TASK:
Return the lines where the word "color" occurs.

EXERCISE DATA:

•••

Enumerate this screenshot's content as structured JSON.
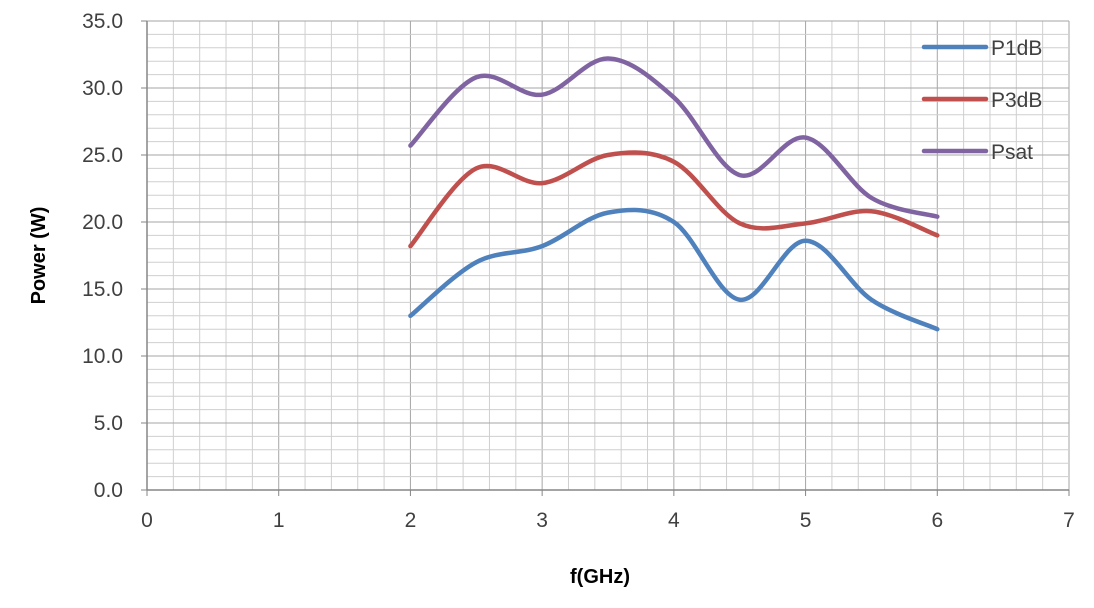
{
  "chart_data": {
    "type": "line",
    "xlabel": "f(GHz)",
    "ylabel": "Power (W)",
    "xlim": [
      0,
      7
    ],
    "ylim": [
      0,
      35
    ],
    "x_ticks": [
      0,
      1,
      2,
      3,
      4,
      5,
      6,
      7
    ],
    "y_ticks": [
      "0.0",
      "5.0",
      "10.0",
      "15.0",
      "20.0",
      "25.0",
      "30.0",
      "35.0"
    ],
    "grid": true,
    "legend_position": "top-right",
    "series": [
      {
        "name": "P1dB",
        "color": "#4f81bd",
        "x": [
          2,
          2.5,
          3,
          3.5,
          4,
          4.5,
          5,
          5.5,
          6
        ],
        "y": [
          13.0,
          17.0,
          18.2,
          20.7,
          20.0,
          14.2,
          18.6,
          14.2,
          12.0
        ]
      },
      {
        "name": "P3dB",
        "color": "#c0504d",
        "x": [
          2,
          2.5,
          3,
          3.5,
          4,
          4.5,
          5,
          5.5,
          6
        ],
        "y": [
          18.2,
          24.0,
          22.9,
          25.0,
          24.5,
          19.9,
          19.9,
          20.8,
          19.0
        ]
      },
      {
        "name": "Psat",
        "color": "#8064a2",
        "x": [
          2,
          2.5,
          3,
          3.5,
          4,
          4.5,
          5,
          5.5,
          6
        ],
        "y": [
          25.7,
          30.8,
          29.5,
          32.2,
          29.3,
          23.5,
          26.3,
          21.8,
          20.4
        ]
      }
    ]
  }
}
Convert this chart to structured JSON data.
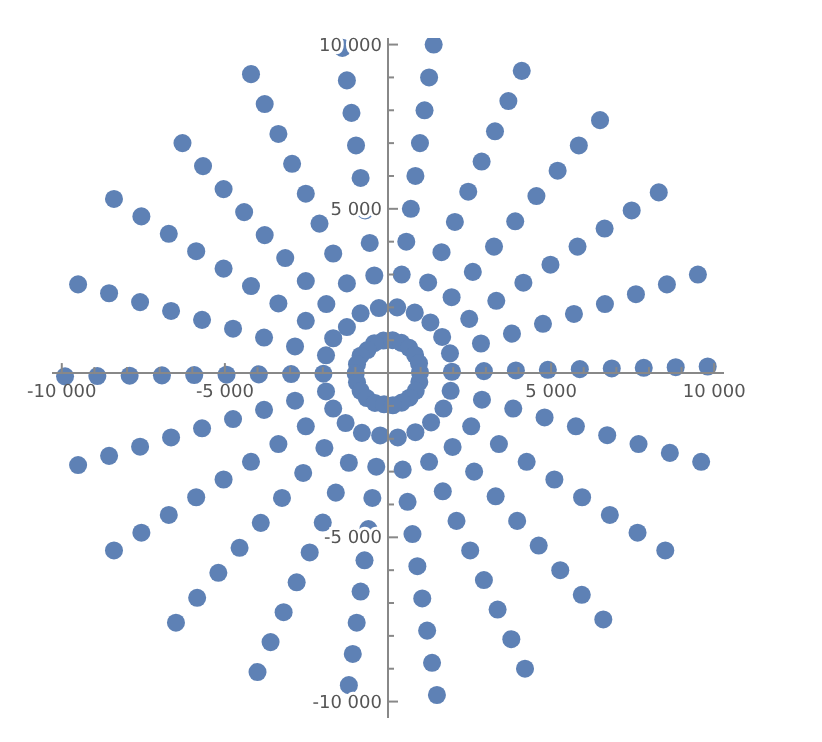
{
  "chart_data": {
    "type": "scatter",
    "marker": "circle",
    "grid": false,
    "xlim": [
      -10300,
      10300
    ],
    "ylim": [
      -10500,
      10200
    ],
    "xticks": [
      {
        "value": -10000,
        "label": "-10 000"
      },
      {
        "value": -9000,
        "label": null
      },
      {
        "value": -8000,
        "label": null
      },
      {
        "value": -7000,
        "label": null
      },
      {
        "value": -6000,
        "label": null
      },
      {
        "value": -5000,
        "label": "-5 000"
      },
      {
        "value": -4000,
        "label": null
      },
      {
        "value": -3000,
        "label": null
      },
      {
        "value": -2000,
        "label": null
      },
      {
        "value": -1000,
        "label": null
      },
      {
        "value": 1000,
        "label": null
      },
      {
        "value": 2000,
        "label": null
      },
      {
        "value": 3000,
        "label": null
      },
      {
        "value": 4000,
        "label": null
      },
      {
        "value": 5000,
        "label": "5 000"
      },
      {
        "value": 6000,
        "label": null
      },
      {
        "value": 7000,
        "label": null
      },
      {
        "value": 8000,
        "label": null
      },
      {
        "value": 9000,
        "label": null
      },
      {
        "value": 10000,
        "label": "10 000"
      }
    ],
    "yticks": [
      {
        "value": -10000,
        "label": "-10 000"
      },
      {
        "value": -9000,
        "label": null
      },
      {
        "value": -8000,
        "label": null
      },
      {
        "value": -7000,
        "label": null
      },
      {
        "value": -6000,
        "label": null
      },
      {
        "value": -5000,
        "label": "-5 000"
      },
      {
        "value": -4000,
        "label": null
      },
      {
        "value": -3000,
        "label": null
      },
      {
        "value": -2000,
        "label": null
      },
      {
        "value": -1000,
        "label": null
      },
      {
        "value": 1000,
        "label": null
      },
      {
        "value": 2000,
        "label": null
      },
      {
        "value": 3000,
        "label": null
      },
      {
        "value": 4000,
        "label": null
      },
      {
        "value": 5000,
        "label": "5 000"
      },
      {
        "value": 6000,
        "label": null
      },
      {
        "value": 7000,
        "label": null
      },
      {
        "value": 8000,
        "label": null
      },
      {
        "value": 9000,
        "label": null
      },
      {
        "value": 10000,
        "label": "10 000"
      }
    ],
    "series": [
      {
        "color": "#5e81b5",
        "x": [
          -140,
          -280,
          -420,
          -560,
          -700,
          -840,
          -980,
          -1120,
          -1260,
          -1400,
          -420,
          -840,
          -1260,
          -1680,
          -2100,
          -2520,
          -2940,
          -3360,
          -3780,
          -4200,
          -630,
          -1260,
          -1890,
          -2520,
          -3150,
          -3780,
          -4410,
          -5040,
          -5670,
          -6300,
          -840,
          -1680,
          -2520,
          -3360,
          -4200,
          -5040,
          -5880,
          -6720,
          -7560,
          -8400,
          -950,
          -1900,
          -2850,
          -3800,
          -4750,
          -5700,
          -6650,
          -7600,
          -8550,
          -9500,
          -990,
          -1980,
          -2970,
          -3960,
          -4950,
          -5940,
          -6930,
          -7920,
          -8910,
          -9900,
          140,
          280,
          420,
          560,
          700,
          840,
          980,
          1120,
          1260,
          1400,
          410,
          820,
          1230,
          1640,
          2050,
          2460,
          2870,
          3280,
          3690,
          4100,
          650,
          1300,
          1950,
          2600,
          3250,
          3900,
          4550,
          5200,
          5850,
          6500,
          830,
          1660,
          2490,
          3320,
          4150,
          4980,
          5810,
          6640,
          7470,
          8300,
          950,
          1900,
          2850,
          3800,
          4750,
          5700,
          6650,
          7600,
          8550,
          9500,
          980,
          1960,
          2940,
          3920,
          4900,
          5880,
          6860,
          7840,
          8820,
          9800,
          -950,
          -1900,
          -2850,
          -3800,
          -4750,
          -5700,
          -6650,
          -7600,
          -8550,
          -9500,
          -840,
          -1680,
          -2520,
          -3360,
          -4200,
          -5040,
          -5880,
          -6720,
          -7560,
          -8400,
          -650,
          -1300,
          -1950,
          -2600,
          -3250,
          -3900,
          -4550,
          -5200,
          -5850,
          -6500,
          -400,
          -800,
          -1200,
          -1600,
          -2000,
          -2400,
          -2800,
          -3200,
          -3600,
          -4000,
          -120,
          -240,
          -360,
          -480,
          -600,
          -720,
          -840,
          -960,
          -1080,
          -1200,
          960,
          1920,
          2880,
          3840,
          4800,
          5760,
          6720,
          7680,
          8640,
          9600,
          850,
          1700,
          2550,
          3400,
          4250,
          5100,
          5950,
          6800,
          7650,
          8500,
          660,
          1320,
          1980,
          2640,
          3300,
          3960,
          4620,
          5280,
          5940,
          6600,
          420,
          840,
          1260,
          1680,
          2100,
          2520,
          2940,
          3360,
          3780,
          4200,
          150,
          300,
          450,
          600,
          750,
          900,
          1050,
          1200,
          1350,
          1500
        ],
        "values": [
          990,
          1980,
          2970,
          3960,
          4950,
          5940,
          6930,
          7920,
          8910,
          9900,
          910,
          1820,
          2730,
          3640,
          4550,
          5460,
          6370,
          7280,
          8190,
          9100,
          700,
          1400,
          2100,
          2800,
          3500,
          4200,
          4900,
          5600,
          6300,
          7000,
          530,
          1060,
          1590,
          2120,
          2650,
          3180,
          3710,
          4240,
          4770,
          5300,
          270,
          540,
          810,
          1080,
          1350,
          1620,
          1890,
          2160,
          2430,
          2700,
          -10,
          -20,
          -30,
          -40,
          -50,
          -60,
          -70,
          -80,
          -90,
          -100,
          1000,
          2000,
          3000,
          4000,
          5000,
          6000,
          7000,
          8000,
          9000,
          10000,
          920,
          1840,
          2760,
          3680,
          4600,
          5520,
          6440,
          7360,
          8280,
          9200,
          770,
          1540,
          2310,
          3080,
          3850,
          4620,
          5390,
          6160,
          6930,
          7700,
          550,
          1100,
          1650,
          2200,
          2750,
          3300,
          3850,
          4400,
          4950,
          5500,
          300,
          600,
          900,
          1200,
          1500,
          1800,
          2100,
          2400,
          2700,
          3000,
          20,
          40,
          60,
          80,
          100,
          120,
          140,
          160,
          180,
          200,
          -280,
          -560,
          -840,
          -1120,
          -1400,
          -1680,
          -1960,
          -2240,
          -2520,
          -2800,
          -540,
          -1080,
          -1620,
          -2160,
          -2700,
          -3240,
          -3780,
          -4320,
          -4860,
          -5400,
          -760,
          -1520,
          -2280,
          -3040,
          -3800,
          -4560,
          -5320,
          -6080,
          -6840,
          -7600,
          -910,
          -1820,
          -2730,
          -3640,
          -4550,
          -5460,
          -6370,
          -7280,
          -8190,
          -9100,
          -950,
          -1900,
          -2850,
          -3800,
          -4750,
          -5700,
          -6650,
          -7600,
          -8550,
          -9500,
          -270,
          -540,
          -810,
          -1080,
          -1350,
          -1620,
          -1890,
          -2160,
          -2430,
          -2700,
          -540,
          -1080,
          -1620,
          -2160,
          -2700,
          -3240,
          -3780,
          -4320,
          -4860,
          -5400,
          -750,
          -1500,
          -2250,
          -3000,
          -3750,
          -4500,
          -5250,
          -6000,
          -6750,
          -7500,
          -900,
          -1800,
          -2700,
          -3600,
          -4500,
          -5400,
          -6300,
          -7200,
          -8100,
          -9000,
          -980,
          -1960,
          -2940,
          -3920,
          -4900,
          -5880,
          -6860,
          -7840,
          -8820,
          -9800
        ]
      }
    ]
  }
}
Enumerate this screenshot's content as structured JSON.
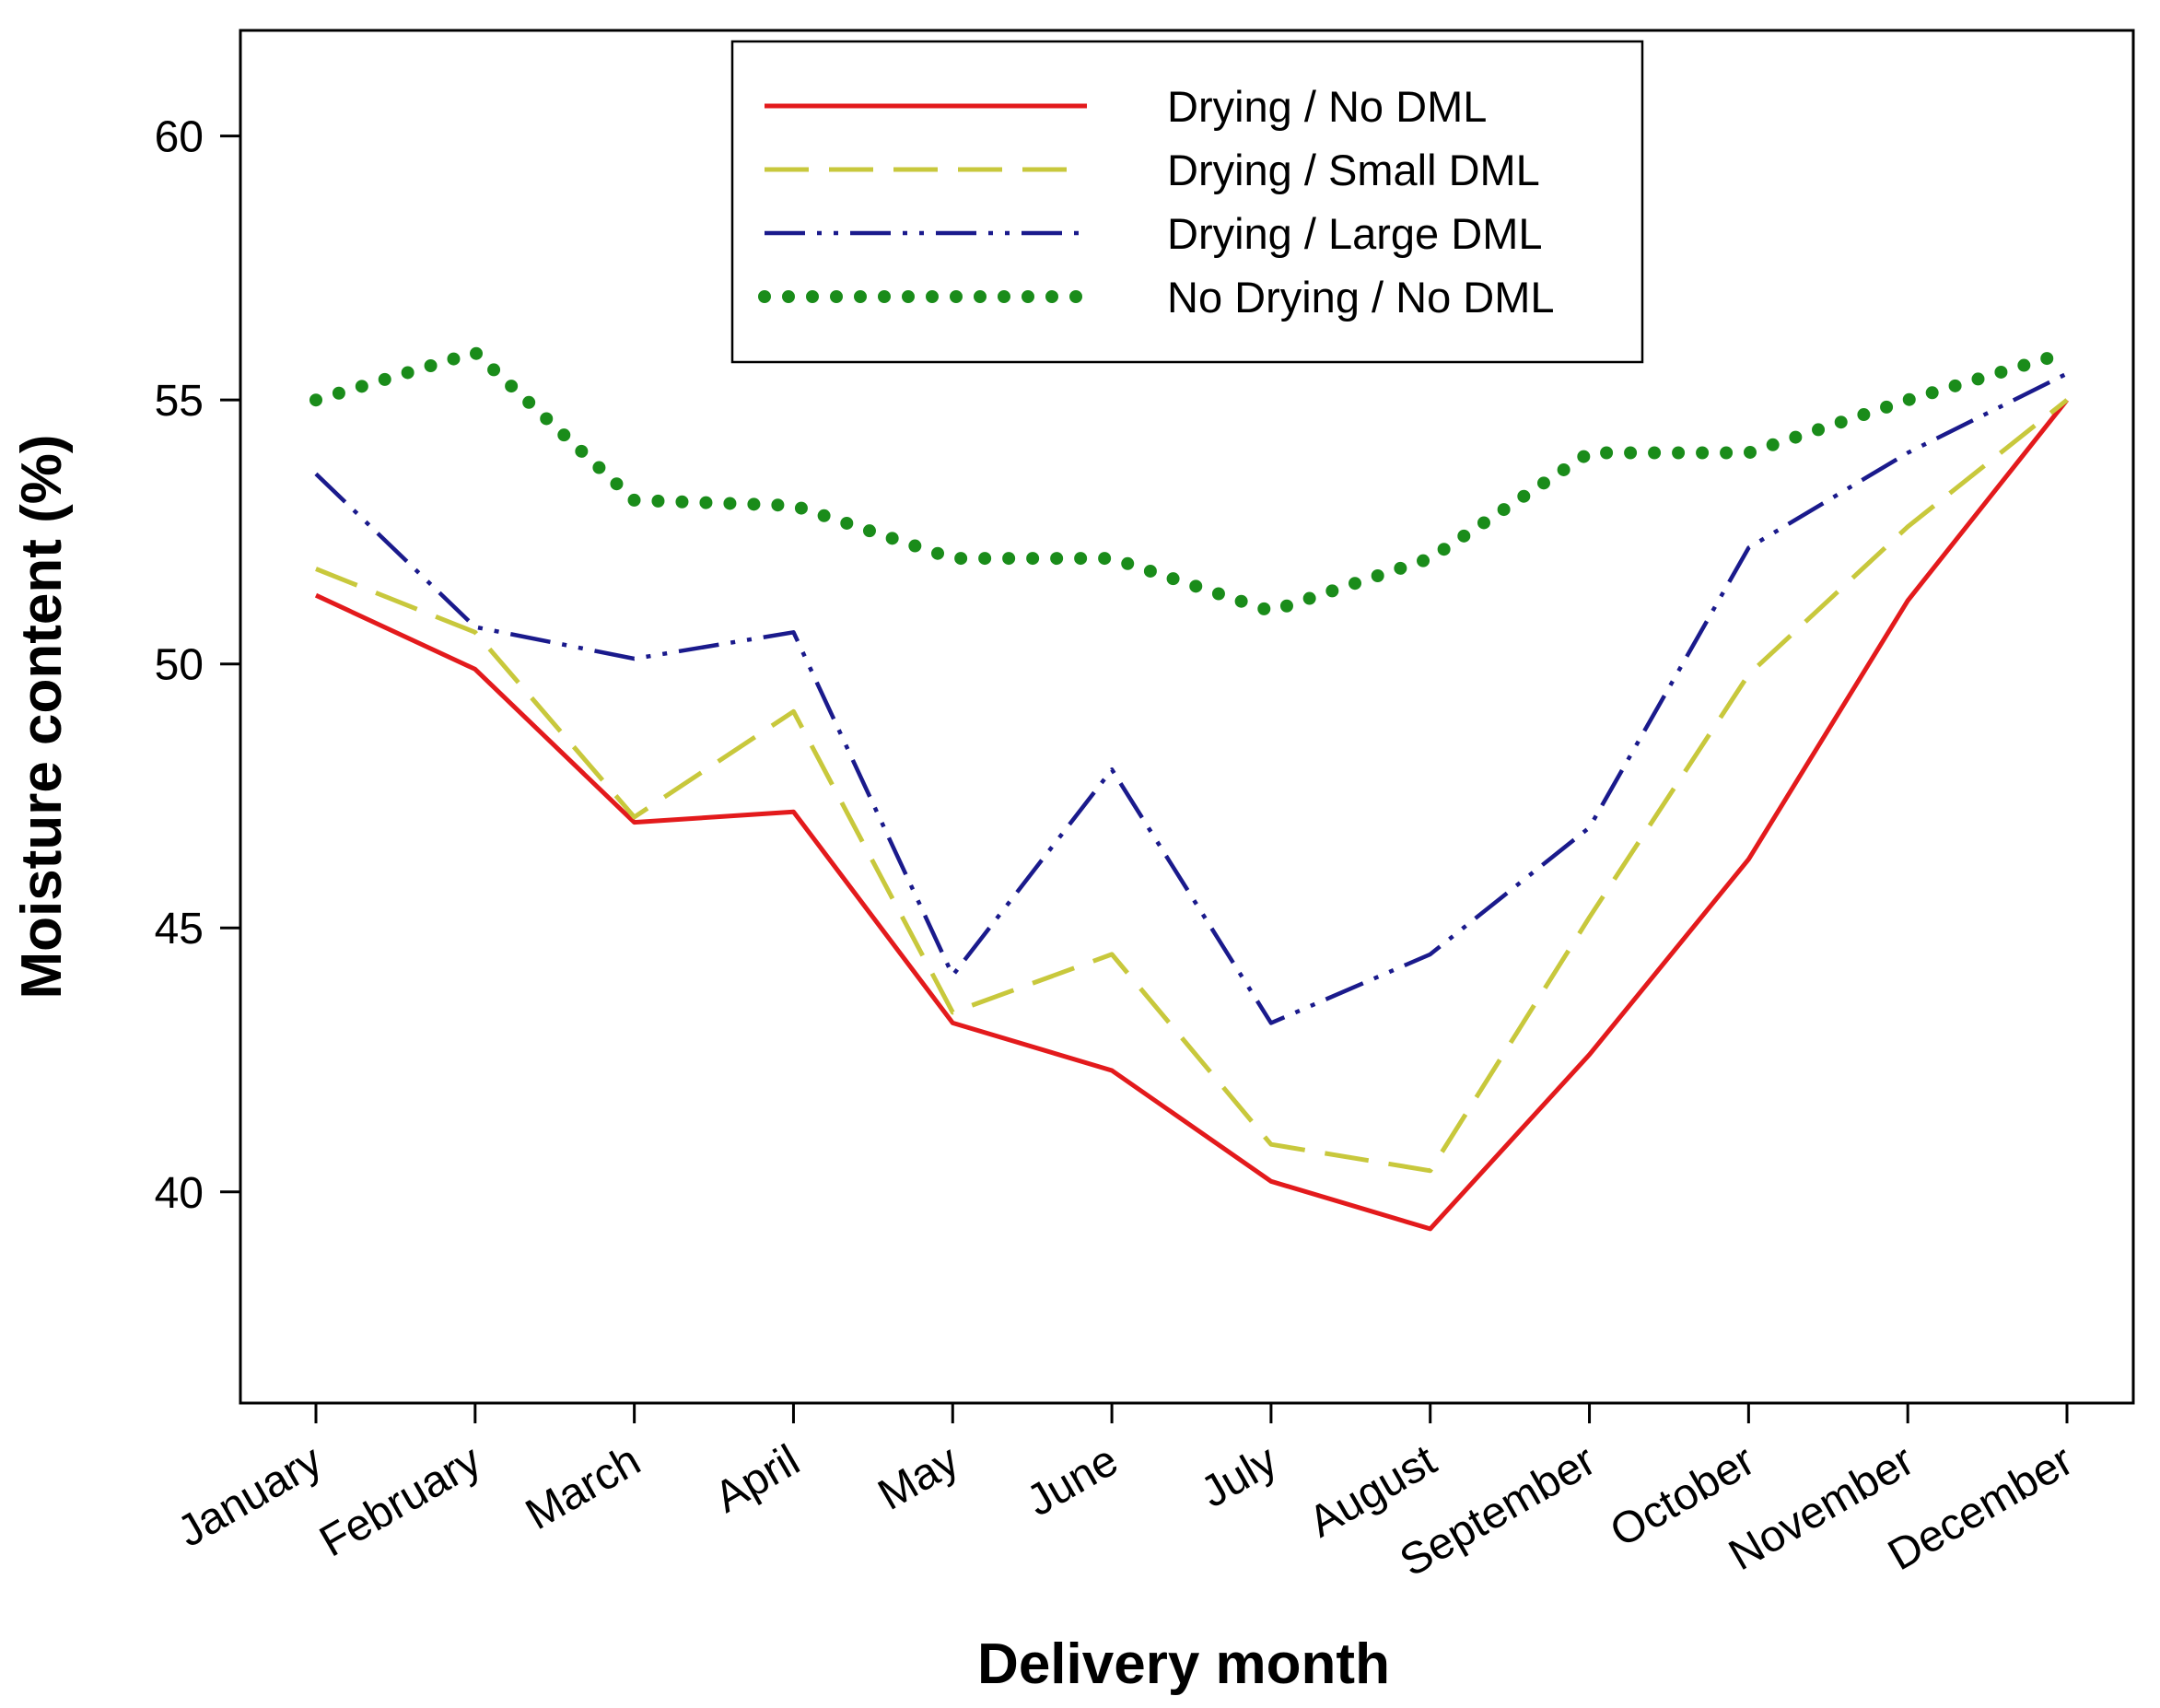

•••

ANSWER FOR THE TASK:
        "color": "#4f81bd",
        "color": "#c0504d",
        "color": "#8064a2",
        "color": "#5e81b5",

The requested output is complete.